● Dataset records
-=-=-=-=-
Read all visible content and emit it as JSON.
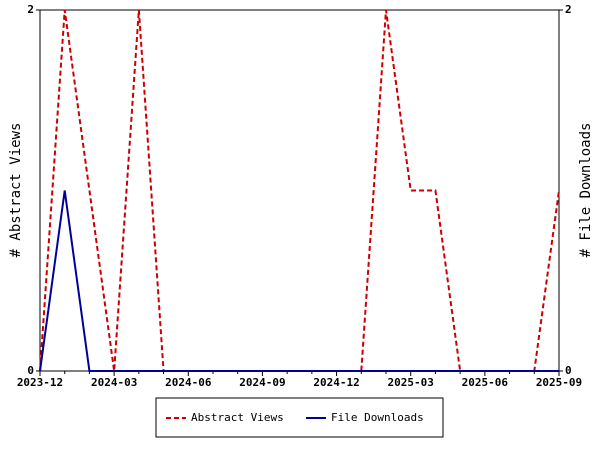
{
  "chart_data": {
    "type": "line",
    "x": [
      "2023-12",
      null,
      null,
      "2024-03",
      null,
      null,
      "2024-06",
      null,
      null,
      "2024-09",
      null,
      null,
      "2024-12",
      null,
      null,
      "2025-03",
      null,
      null,
      "2025-06",
      null,
      null,
      "2025-09"
    ],
    "series": [
      {
        "name": "Abstract Views",
        "color": "#cc0000",
        "dashed": true,
        "values": [
          0,
          2,
          1,
          0,
          2,
          0,
          0,
          0,
          0,
          0,
          0,
          0,
          0,
          0,
          2,
          1,
          1,
          0,
          0,
          0,
          0,
          1
        ]
      },
      {
        "name": "File Downloads",
        "color": "#000099",
        "dashed": false,
        "axis": "y2",
        "values": [
          0,
          1,
          0,
          0,
          0,
          0,
          0,
          0,
          0,
          0,
          0,
          0,
          0,
          0,
          0,
          0,
          0,
          0,
          0,
          0,
          0,
          0
        ]
      }
    ],
    "ylabel": "# Abstract Views",
    "y2label": "# File Downloads",
    "ylim": [
      0,
      2
    ],
    "yticks": [
      0,
      2
    ],
    "y2lim": [
      0,
      2
    ],
    "y2ticks": [
      0,
      2
    ],
    "legend": "bottom"
  }
}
-=-=-=-=-
● EXERCISE PROMPT
Within the data above, pick out all lines holding the word "Downloads".

● EXERCISE RESPONSE
        "name": "File Downloads",
    "y2label": "# File Downloads",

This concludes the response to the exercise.